Data listing.

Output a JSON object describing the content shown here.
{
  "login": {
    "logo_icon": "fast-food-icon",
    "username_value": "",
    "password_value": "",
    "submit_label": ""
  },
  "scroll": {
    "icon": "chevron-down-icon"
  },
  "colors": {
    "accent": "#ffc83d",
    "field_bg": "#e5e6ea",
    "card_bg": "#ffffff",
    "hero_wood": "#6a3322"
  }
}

The exercise. Restate the whole listing exactly.

Result.
Output a JSON object describing the content shown here.
{
  "login": {
    "logo_icon": "fast-food-icon",
    "username_value": "",
    "password_value": "",
    "submit_label": ""
  },
  "scroll": {
    "icon": "chevron-down-icon"
  },
  "colors": {
    "accent": "#ffc83d",
    "field_bg": "#e5e6ea",
    "card_bg": "#ffffff",
    "hero_wood": "#6a3322"
  }
}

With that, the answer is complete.